Collection entries:

BEGIN

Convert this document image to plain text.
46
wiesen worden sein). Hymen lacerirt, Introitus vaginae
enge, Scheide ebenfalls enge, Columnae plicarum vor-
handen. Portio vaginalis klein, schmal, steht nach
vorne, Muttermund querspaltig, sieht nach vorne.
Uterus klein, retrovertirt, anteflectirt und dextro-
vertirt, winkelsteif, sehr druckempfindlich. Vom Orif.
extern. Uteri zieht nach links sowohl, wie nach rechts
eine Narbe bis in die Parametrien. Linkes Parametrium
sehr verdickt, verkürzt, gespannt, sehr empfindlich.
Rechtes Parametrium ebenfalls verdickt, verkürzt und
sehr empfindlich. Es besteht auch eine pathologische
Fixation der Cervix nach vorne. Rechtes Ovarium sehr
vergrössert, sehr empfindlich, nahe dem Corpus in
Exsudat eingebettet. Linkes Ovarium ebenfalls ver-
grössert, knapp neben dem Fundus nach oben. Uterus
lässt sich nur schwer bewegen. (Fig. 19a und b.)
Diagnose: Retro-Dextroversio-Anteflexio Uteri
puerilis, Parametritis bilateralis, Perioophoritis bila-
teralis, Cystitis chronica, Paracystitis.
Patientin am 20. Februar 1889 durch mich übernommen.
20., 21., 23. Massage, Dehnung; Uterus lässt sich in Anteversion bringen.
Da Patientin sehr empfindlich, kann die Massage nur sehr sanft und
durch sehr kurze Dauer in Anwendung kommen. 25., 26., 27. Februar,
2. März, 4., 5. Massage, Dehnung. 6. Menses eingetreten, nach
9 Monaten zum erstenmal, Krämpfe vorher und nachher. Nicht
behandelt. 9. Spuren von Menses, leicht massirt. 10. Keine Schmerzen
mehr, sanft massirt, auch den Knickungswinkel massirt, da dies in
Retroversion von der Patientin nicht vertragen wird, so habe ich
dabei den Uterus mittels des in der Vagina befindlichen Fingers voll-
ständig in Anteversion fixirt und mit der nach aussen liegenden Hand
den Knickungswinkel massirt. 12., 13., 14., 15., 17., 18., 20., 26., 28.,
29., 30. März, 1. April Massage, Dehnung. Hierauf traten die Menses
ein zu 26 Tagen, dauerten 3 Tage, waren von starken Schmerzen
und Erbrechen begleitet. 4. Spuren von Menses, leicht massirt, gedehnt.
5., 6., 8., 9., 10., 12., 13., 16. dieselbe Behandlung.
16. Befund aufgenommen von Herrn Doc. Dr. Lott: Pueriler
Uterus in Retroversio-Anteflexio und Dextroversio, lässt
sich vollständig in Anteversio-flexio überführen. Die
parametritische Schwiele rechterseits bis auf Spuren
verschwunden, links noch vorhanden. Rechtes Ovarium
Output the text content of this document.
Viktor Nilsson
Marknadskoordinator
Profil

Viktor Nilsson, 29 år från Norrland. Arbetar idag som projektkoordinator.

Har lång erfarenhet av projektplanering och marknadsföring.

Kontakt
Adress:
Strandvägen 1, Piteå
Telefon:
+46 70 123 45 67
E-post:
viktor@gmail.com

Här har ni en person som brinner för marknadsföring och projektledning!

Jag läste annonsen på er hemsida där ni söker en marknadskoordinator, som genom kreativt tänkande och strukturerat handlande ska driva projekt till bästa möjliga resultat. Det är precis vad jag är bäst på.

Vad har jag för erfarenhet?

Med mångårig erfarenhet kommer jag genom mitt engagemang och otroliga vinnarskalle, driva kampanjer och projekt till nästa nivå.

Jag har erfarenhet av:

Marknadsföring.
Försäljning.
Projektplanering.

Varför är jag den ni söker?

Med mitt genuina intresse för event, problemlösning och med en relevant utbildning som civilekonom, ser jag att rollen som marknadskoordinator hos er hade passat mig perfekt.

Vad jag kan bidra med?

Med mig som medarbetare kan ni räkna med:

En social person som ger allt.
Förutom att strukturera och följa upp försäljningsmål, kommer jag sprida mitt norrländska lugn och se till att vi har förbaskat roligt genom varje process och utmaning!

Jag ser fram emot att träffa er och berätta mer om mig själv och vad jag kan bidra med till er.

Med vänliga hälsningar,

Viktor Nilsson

END

Please print the records above exactly, leaving nothing out.

Response area:
Convert this document image to plain text.
46
wiesen worden sein). Hymen lacerirt, Introitus vaginae
enge, Scheide ebenfalls enge, Columnae plicarum vor-
handen. Portio vaginalis klein, schmal, steht nach
vorne, Muttermund querspaltig, sieht nach vorne.
Uterus klein, retrovertirt, anteflectirt und dextro-
vertirt, winkelsteif, sehr druckempfindlich. Vom Orif.
extern. Uteri zieht nach links sowohl, wie nach rechts
eine Narbe bis in die Parametrien. Linkes Parametrium
sehr verdickt, verkürzt, gespannt, sehr empfindlich.
Rechtes Parametrium ebenfalls verdickt, verkürzt und
sehr empfindlich. Es besteht auch eine pathologische
Fixation der Cervix nach vorne. Rechtes Ovarium sehr
vergrössert, sehr empfindlich, nahe dem Corpus in
Exsudat eingebettet. Linkes Ovarium ebenfalls ver-
grössert, knapp neben dem Fundus nach oben. Uterus
lässt sich nur schwer bewegen. (Fig. 19a und b.)
Diagnose: Retro-Dextroversio-Anteflexio Uteri
puerilis, Parametritis bilateralis, Perioophoritis bila-
teralis, Cystitis chronica, Paracystitis.
Patientin am 20. Februar 1889 durch mich übernommen.
20., 21., 23. Massage, Dehnung; Uterus lässt sich in Anteversion bringen.
Da Patientin sehr empfindlich, kann die Massage nur sehr sanft und
durch sehr kurze Dauer in Anwendung kommen. 25., 26., 27. Februar,
2. März, 4., 5. Massage, Dehnung. 6. Menses eingetreten, nach
9 Monaten zum erstenmal, Krämpfe vorher und nachher. Nicht
behandelt. 9. Spuren von Menses, leicht massirt. 10. Keine Schmerzen
mehr, sanft massirt, auch den Knickungswinkel massirt, da dies in
Retroversion von der Patientin nicht vertragen wird, so habe ich
dabei den Uterus mittels des in der Vagina befindlichen Fingers voll-
ständig in Anteversion fixirt und mit der nach aussen liegenden Hand
den Knickungswinkel massirt. 12., 13., 14., 15., 17., 18., 20., 26., 28.,
29., 30. März, 1. April Massage, Dehnung. Hierauf traten die Menses
ein zu 26 Tagen, dauerten 3 Tage, waren von starken Schmerzen
und Erbrechen begleitet. 4. Spuren von Menses, leicht massirt, gedehnt.
5., 6., 8., 9., 10., 12., 13., 16. dieselbe Behandlung.
16. Befund aufgenommen von Herrn Doc. Dr. Lott: Pueriler
Uterus in Retroversio-Anteflexio und Dextroversio, lässt
sich vollständig in Anteversio-flexio überführen. Die
parametritische Schwiele rechterseits bis auf Spuren
verschwunden, links noch vorhanden. Rechtes Ovarium
Output the text content of this document.
Viktor Nilsson
Marknadskoordinator
Profil

Viktor Nilsson, 29 år från Norrland. Arbetar idag som projektkoordinator.

Har lång erfarenhet av projektplanering och marknadsföring.

Kontakt
Adress:
Strandvägen 1, Piteå
Telefon:
+46 70 123 45 67
E-post:
viktor@gmail.com

Här har ni en person som brinner för marknadsföring och projektledning!

Jag läste annonsen på er hemsida där ni söker en marknadskoordinator, som genom kreativt tänkande och strukturerat handlande ska driva projekt till bästa möjliga resultat. Det är precis vad jag är bäst på.

Vad har jag för erfarenhet?

Med mångårig erfarenhet kommer jag genom mitt engagemang och otroliga vinnarskalle, driva kampanjer och projekt till nästa nivå.

Jag har erfarenhet av:

Marknadsföring.
Försäljning.
Projektplanering.

Varför är jag den ni söker?

Med mitt genuina intresse för event, problemlösning och med en relevant utbildning som civilekonom, ser jag att rollen som marknadskoordinator hos er hade passat mig perfekt.

Vad jag kan bidra med?

Med mig som medarbetare kan ni räkna med:

En social person som ger allt.
Förutom att strukturera och följa upp försäljningsmål, kommer jag sprida mitt norrländska lugn och se till att vi har förbaskat roligt genom varje process och utmaning!

Jag ser fram emot att träffa er och berätta mer om mig själv och vad jag kan bidra med till er.

Med vänliga hälsningar,

Viktor Nilsson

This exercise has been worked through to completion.